Spatial layout data -

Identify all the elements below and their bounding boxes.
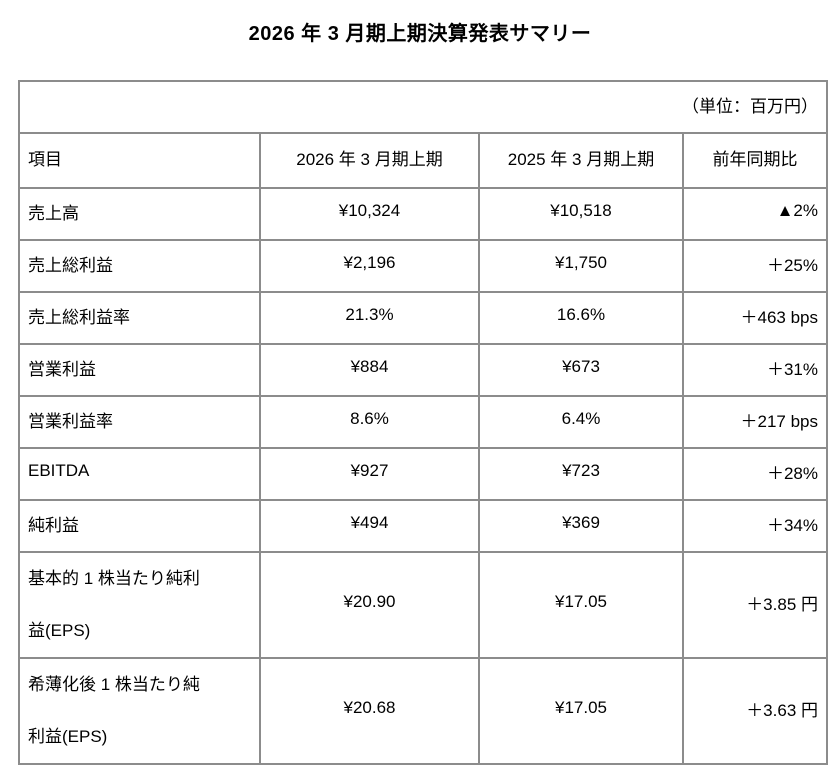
table-row-net-income: 純利益 ¥494 ¥369 ＋34% (18, 499, 828, 553)
prior-period-cell: ¥673 (478, 343, 684, 397)
unit-note: （単位：百万円） (18, 80, 828, 134)
row-label-cell: 売上総利益率 (18, 291, 261, 345)
table-row-basic-eps: 基本的 1 株当たり純利 益(EPS) ¥20.90 ¥17.05 ＋3.85 … (18, 551, 828, 659)
current-period-cell: 21.3% (259, 291, 480, 345)
table-row-operating-margin: 営業利益率 8.6% 6.4% ＋217 bps (18, 395, 828, 449)
current-period-cell: ¥2,196 (259, 239, 480, 293)
unit-note-row: （単位：百万円） (18, 80, 828, 134)
page-title: 2026 年 3 月期上期決算発表サマリー (248, 23, 592, 45)
table-row-diluted-eps: 希薄化後 1 株当たり純 利益(EPS) ¥20.68 ¥17.05 ＋3.63… (18, 657, 828, 765)
yoy-cell: ＋31% (682, 343, 828, 397)
row-label-cell: EBITDA (18, 447, 261, 501)
row-label-cell: 純利益 (18, 499, 261, 553)
row-label-cell: 売上総利益 (18, 239, 261, 293)
table-row-revenue: 売上高 ¥10,324 ¥10,518 ▲2% (18, 187, 828, 241)
yoy-cell: ▲2% (682, 187, 828, 241)
prior-period-cell: ¥10,518 (478, 187, 684, 241)
current-period-cell: ¥20.68 (259, 657, 480, 765)
column-header-yoy: 前年同期比 (682, 132, 828, 189)
current-period-cell: ¥494 (259, 499, 480, 553)
earnings-summary-table: （単位：百万円） 項目 2026 年 3 月期上期 2025 年 3 月期上期 … (18, 80, 828, 765)
column-header-item: 項目 (18, 132, 261, 189)
yoy-cell: ＋28% (682, 447, 828, 501)
yoy-cell: ＋34% (682, 499, 828, 553)
table-header-row: 項目 2026 年 3 月期上期 2025 年 3 月期上期 前年同期比 (18, 132, 828, 189)
table-row-operating-income: 営業利益 ¥884 ¥673 ＋31% (18, 343, 828, 397)
row-label-cell: 基本的 1 株当たり純利 益(EPS) (18, 551, 261, 659)
prior-period-cell: ¥17.05 (478, 551, 684, 659)
prior-period-cell: ¥17.05 (478, 657, 684, 765)
table-row-ebitda: EBITDA ¥927 ¥723 ＋28% (18, 447, 828, 501)
current-period-cell: ¥927 (259, 447, 480, 501)
row-label-cell: 営業利益率 (18, 395, 261, 449)
current-period-cell: ¥884 (259, 343, 480, 397)
row-label-cell: 売上高 (18, 187, 261, 241)
prior-period-cell: 6.4% (478, 395, 684, 449)
current-period-cell: ¥20.90 (259, 551, 480, 659)
current-period-cell: ¥10,324 (259, 187, 480, 241)
table-row-gross-margin: 売上総利益率 21.3% 16.6% ＋463 bps (18, 291, 828, 345)
yoy-cell: ＋3.63 円 (682, 657, 828, 765)
column-header-current-period: 2026 年 3 月期上期 (259, 132, 480, 189)
row-label-cell: 営業利益 (18, 343, 261, 397)
prior-period-cell: ¥723 (478, 447, 684, 501)
yoy-cell: ＋463 bps (682, 291, 828, 345)
column-header-prior-period: 2025 年 3 月期上期 (478, 132, 684, 189)
yoy-cell: ＋3.85 円 (682, 551, 828, 659)
row-label-cell: 希薄化後 1 株当たり純 利益(EPS) (18, 657, 261, 765)
current-period-cell: 8.6% (259, 395, 480, 449)
prior-period-cell: ¥1,750 (478, 239, 684, 293)
prior-period-cell: 16.6% (478, 291, 684, 345)
prior-period-cell: ¥369 (478, 499, 684, 553)
table-row-gross-profit: 売上総利益 ¥2,196 ¥1,750 ＋25% (18, 239, 828, 293)
yoy-cell: ＋25% (682, 239, 828, 293)
yoy-cell: ＋217 bps (682, 395, 828, 449)
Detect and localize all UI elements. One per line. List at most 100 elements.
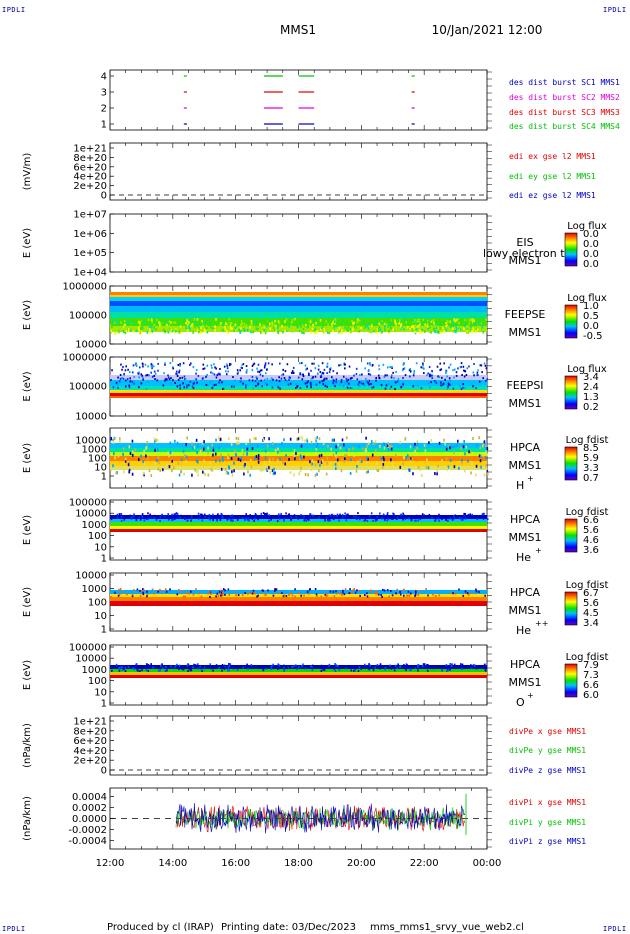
spectrogram-speckle bbox=[223, 664, 226, 667]
spectrogram-speckle bbox=[140, 319, 143, 322]
spectrogram-speckle bbox=[303, 515, 305, 518]
spectrogram-speckle bbox=[221, 456, 224, 460]
spectrogram-speckle bbox=[169, 328, 172, 332]
time-minor-ticks bbox=[109, 70, 492, 130]
spectrogram-speckle bbox=[349, 588, 351, 591]
spectrogram-speckle bbox=[408, 375, 411, 378]
spectrogram-speckle bbox=[403, 594, 405, 597]
spectrogram-speckle bbox=[171, 513, 173, 516]
spectrogram-speckle bbox=[436, 327, 439, 331]
legend-entry: des dist burst SC3 MMS3 bbox=[509, 108, 620, 117]
colorbar-tick-label: 0.7 bbox=[583, 473, 599, 484]
corner-tag-top-right: IPDLI bbox=[603, 6, 627, 14]
spectrogram-speckle bbox=[365, 449, 368, 453]
spectrogram-speckle bbox=[175, 328, 177, 332]
spectrogram-speckle bbox=[273, 323, 276, 327]
y-tick-label: 10 bbox=[94, 542, 107, 553]
spectrogram-speckle bbox=[166, 463, 168, 467]
spectrogram-speckle bbox=[302, 375, 305, 378]
overlapping-label: lowy electron to bbox=[483, 247, 572, 260]
spectrogram-speckle bbox=[235, 320, 237, 323]
spectrogram-speckle bbox=[248, 519, 250, 522]
spectrogram-speckle bbox=[329, 367, 332, 370]
spectrogram-speckle bbox=[242, 452, 245, 456]
spectrogram-speckle bbox=[190, 519, 192, 522]
spectrogram-speckle bbox=[190, 324, 193, 327]
spectrogram-speckle bbox=[232, 517, 235, 520]
spectrogram-speckle bbox=[474, 473, 477, 477]
spectrogram-speckle bbox=[337, 665, 339, 668]
spectrogram-speckle bbox=[138, 320, 140, 324]
spectrogram-speckle bbox=[208, 515, 210, 518]
spectrogram-speckle bbox=[206, 374, 208, 377]
spectrogram-speckle bbox=[411, 327, 414, 330]
spectrogram-speckle bbox=[380, 324, 382, 327]
spectrogram-speckle bbox=[366, 456, 368, 460]
spectrogram-speckle bbox=[423, 372, 425, 375]
spectrogram-speckle bbox=[237, 371, 240, 374]
spectrogram-speckle bbox=[423, 443, 426, 447]
spectrogram-speckle bbox=[171, 518, 174, 521]
spectrogram-speckle bbox=[154, 448, 156, 452]
spectrogram-speckle bbox=[126, 328, 129, 332]
spectrogram-speckle bbox=[174, 517, 176, 520]
y-tick-label: 1 bbox=[101, 120, 107, 131]
spectrogram-speckle bbox=[171, 469, 173, 473]
spectrogram-speckle bbox=[235, 436, 238, 440]
spectrogram-speckle bbox=[117, 588, 120, 591]
spectrogram-speckle bbox=[283, 664, 285, 667]
spectrogram-speckle bbox=[191, 385, 194, 388]
spectrogram-speckle bbox=[400, 514, 402, 517]
spectrogram-speckle bbox=[353, 321, 356, 325]
spectrogram-speckle bbox=[178, 473, 181, 477]
y-tick-label: 4e+20 bbox=[73, 172, 107, 183]
spectrogram-speckle bbox=[386, 374, 388, 377]
spectrogram-speckle bbox=[352, 323, 354, 327]
colorbar-tick-label: 2.4 bbox=[583, 382, 599, 393]
spectrogram-speckle bbox=[282, 368, 285, 371]
spectrogram-speckle bbox=[297, 437, 300, 441]
spectrogram-speckle bbox=[169, 516, 172, 519]
spectrogram-speckle bbox=[309, 513, 312, 516]
spectrogram-speckle bbox=[285, 512, 287, 515]
spectrogram-speckle bbox=[445, 664, 448, 667]
spectrogram-speckle bbox=[170, 665, 172, 668]
spectrogram-speckle bbox=[472, 385, 474, 388]
spectrogram-speckle bbox=[317, 368, 320, 371]
spectrogram-speckle bbox=[422, 362, 424, 365]
spectrogram-speckle bbox=[454, 319, 457, 322]
spectrogram-speckle bbox=[338, 331, 340, 334]
spectrogram-speckle bbox=[264, 382, 267, 385]
y-axis-label: E (eV) bbox=[22, 371, 33, 401]
spectrogram-speckle bbox=[123, 668, 125, 671]
spectrogram-speckle bbox=[357, 669, 360, 672]
spectrogram-speckle bbox=[282, 373, 285, 376]
legend-entry: divPi y gse MMS1 bbox=[509, 818, 586, 827]
spectrogram-speckle bbox=[441, 383, 444, 386]
spectrogram-speckle bbox=[316, 436, 319, 440]
spectrogram-band bbox=[110, 301, 487, 306]
time-tick-label: 16:00 bbox=[221, 858, 250, 869]
spectrogram-speckle bbox=[289, 382, 292, 385]
spectrogram-speckle bbox=[150, 363, 153, 366]
spectrogram-speckle bbox=[485, 325, 488, 329]
spectrogram-speckle bbox=[115, 331, 117, 334]
spectrogram-speckle bbox=[131, 439, 134, 443]
spectrogram-speckle bbox=[119, 440, 121, 444]
spectrogram-speckle bbox=[376, 518, 378, 521]
corner-tag-bottom-right: IPDLI bbox=[603, 925, 627, 933]
spectrogram-speckle bbox=[309, 319, 312, 322]
spectrogram-speckle bbox=[142, 365, 144, 368]
spectrogram-speckle bbox=[131, 472, 134, 476]
spectrogram-speckle bbox=[111, 669, 113, 672]
spectrogram-speckle bbox=[350, 669, 353, 672]
spectrogram-speckle bbox=[142, 376, 144, 379]
spectrogram-speckle bbox=[294, 386, 297, 389]
spectrogram-speckle bbox=[314, 437, 317, 441]
spectrogram-speckle bbox=[327, 519, 330, 522]
spectrogram-speckle bbox=[119, 377, 122, 380]
spectrogram-speckle bbox=[390, 376, 393, 379]
spectrogram-speckle bbox=[145, 374, 147, 377]
spectrogram-speckle bbox=[156, 438, 159, 442]
spectrogram-speckle bbox=[290, 518, 293, 521]
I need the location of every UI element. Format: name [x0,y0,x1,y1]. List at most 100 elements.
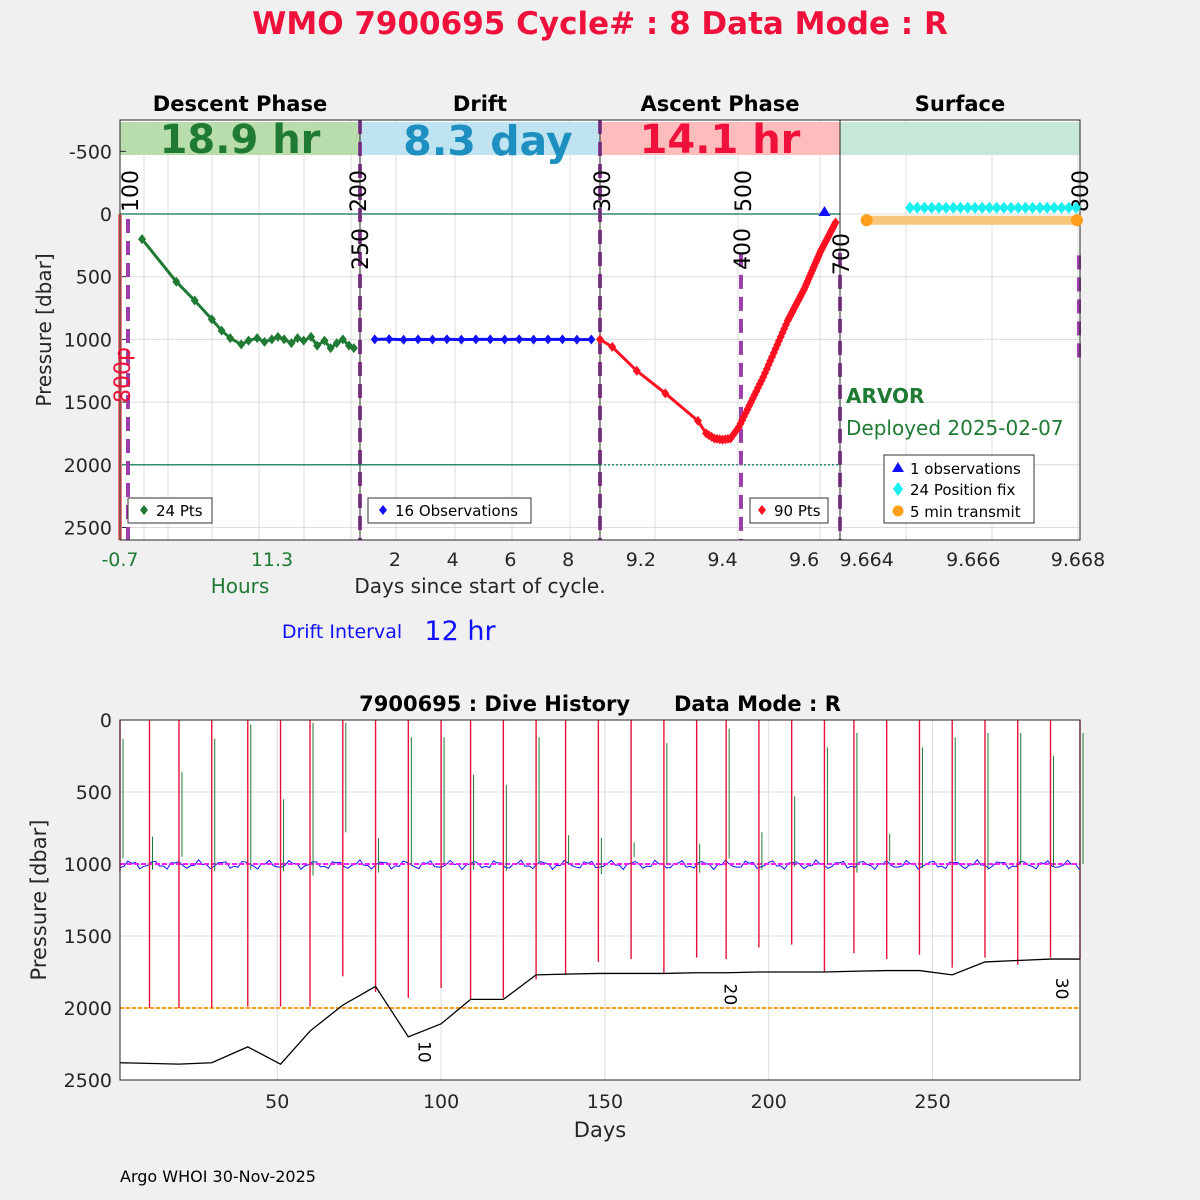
drift-point [515,334,524,345]
bottom-depth-line [119,958,1080,1065]
duration-band-overlay-2 [360,122,600,155]
descent-point [313,340,322,351]
top-ytick-1: 0 [100,204,112,226]
ascent-point [831,217,840,228]
footer: Argo WHOI 30-Nov-2025 [120,1167,316,1186]
left-marker-label: 800p [111,347,136,403]
descent-point [349,343,358,354]
surface-xtick-2: 9.668 [1051,549,1105,571]
bottom-xlabel: Days [574,1118,626,1142]
drift-point [370,334,379,345]
descent-point [226,333,235,344]
position-fix-point [1071,201,1081,214]
position-fix-point [984,201,995,214]
legend-ascent: 90 Pts [749,497,829,524]
legend-observation-label: 1 observations [910,460,1021,478]
descent-point [253,333,262,344]
ascent-point [661,388,670,399]
bottom-xtick-1: 100 [423,1091,459,1113]
ascent-point [596,334,604,345]
drift-interval-value: 12 hr [424,616,496,647]
phase-title-drift: Drift [453,92,507,116]
ascent-point [693,415,702,426]
legend-drift-marker [379,505,387,515]
position-fix-point [969,201,980,214]
position-fix-point [926,201,937,214]
descent-point [326,343,335,354]
duration-band-overlay-4 [840,122,1080,155]
deployed-date: Deployed 2025-02-07 [846,416,1064,440]
legend-ascent-label: 90 Pts [774,502,821,520]
drift-xtick-2: 6 [504,549,516,571]
index-label-250: 250 [349,228,374,270]
drift-point [471,334,480,345]
drift-xtick-0: 2 [389,549,401,571]
index-label-500: 500 [732,170,757,212]
surface-observation-point [818,206,831,217]
bottom-ytick-3: 1500 [64,926,112,948]
surface-xtick-0: 9.664 [839,549,893,571]
descent-xtick-1: 11.3 [251,549,293,571]
descent-point [307,331,316,342]
legend-transmit-marker [892,505,904,517]
ascent-duration: 14.1 hr [640,117,801,163]
subpanel-bg-2 [360,120,600,540]
drift-point [529,334,538,345]
float-model: ARVOR [846,384,924,408]
ascent-xtick-1: 9.4 [707,549,737,571]
bottom-ytick-1: 500 [76,782,112,804]
index-label-300: 300 [591,170,616,212]
drift-point [544,334,553,345]
descent-point [320,335,329,346]
transmit-point [860,214,873,227]
index-label-700: 700 [830,233,855,275]
top-ytick-5: 2000 [64,455,112,477]
legend-position-marker [893,482,903,496]
subpanel-bg-3 [600,120,840,540]
duration-band-overlay-3 [600,122,840,155]
index-label-100: 100 [119,170,144,212]
position-fix-point [955,201,966,214]
bottom-xtick-0: 50 [265,1091,289,1113]
descent-point [287,338,296,349]
bottom-ylabel: Pressure [dbar] [27,820,51,981]
surface-xtick-1: 9.666 [946,549,1000,571]
legend-surface: 1 observations 24 Position fix 5 min tra… [883,454,1035,524]
bottom-plot-bg [120,720,1080,1080]
descent-point [260,336,269,347]
top-ytick-2: 500 [76,267,112,289]
position-fix-point [1034,201,1045,214]
bottom-xtick-4: 250 [914,1091,950,1113]
position-fix-point [1056,201,1067,214]
descent-point [338,334,347,345]
phase-title-surface: Surface [915,92,1005,116]
index-label-400: 400 [731,228,756,270]
ascent-point [608,341,617,352]
legend-descent-marker [140,505,148,515]
drift-duration: 8.3 day [403,117,572,165]
descent-point [138,234,147,245]
ascent-xtick-0: 9.2 [626,549,656,571]
position-fix-point [919,201,930,214]
descent-point [332,338,341,349]
top-ylabel: Pressure [dbar] [32,253,56,406]
drift-interval-label: Drift Interval [282,621,402,643]
position-fix-point [948,201,959,214]
index-label-800: 800 [1069,170,1094,212]
descent-point [280,334,289,345]
drift-line [374,337,592,342]
bottom-xtick-3: 200 [751,1091,787,1113]
drift-point [414,334,423,345]
drift-point [500,334,509,345]
main-title: WMO 7900695 Cycle# : 8 Data Mode : R [252,6,948,42]
drift-point [572,334,581,345]
position-fix-point [1020,201,1031,214]
position-fix-point [1013,201,1024,214]
position-fix-point [933,201,944,214]
top-ytick-6: 2500 [64,517,112,539]
position-fix-point [1049,201,1060,214]
drift-point [486,334,495,345]
descent-point [244,335,253,346]
position-fix-point [977,201,988,214]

TASK STATEMENT - Copy the lines from the one containing "drift-point [515,334,524,345]" through the one containing "drift-point [471,334,480,345]", including both of those lines.

TASK OUTPUT -
drift-point [515,334,524,345]
bottom-depth-line [119,958,1080,1065]
duration-band-overlay-2 [360,122,600,155]
descent-point [313,340,322,351]
top-ytick-1: 0 [100,204,112,226]
ascent-point [831,217,840,228]
footer: Argo WHOI 30-Nov-2025 [120,1167,316,1186]
left-marker-label: 800p [111,347,136,403]
descent-point [349,343,358,354]
surface-xtick-2: 9.668 [1051,549,1105,571]
bottom-xlabel: Days [574,1118,626,1142]
drift-point [370,334,379,345]
descent-point [226,333,235,344]
position-fix-point [1071,201,1081,214]
position-fix-point [984,201,995,214]
legend-ascent: 90 Pts [749,497,829,524]
legend-observation-label: 1 observations [910,460,1021,478]
descent-point [253,333,262,344]
ascent-point [661,388,670,399]
bottom-xtick-1: 100 [423,1091,459,1113]
ascent-point [596,334,604,345]
drift-interval-value: 12 hr [424,616,496,647]
phase-title-drift: Drift [453,92,507,116]
ascent-point [693,415,702,426]
legend-drift-marker [379,505,387,515]
position-fix-point [969,201,980,214]
position-fix-point [926,201,937,214]
descent-point [326,343,335,354]
duration-band-overlay-4 [840,122,1080,155]
deployed-date: Deployed 2025-02-07 [846,416,1064,440]
legend-ascent-label: 90 Pts [774,502,821,520]
drift-xtick-2: 6 [504,549,516,571]
index-label-250: 250 [349,228,374,270]
drift-point [471,334,480,345]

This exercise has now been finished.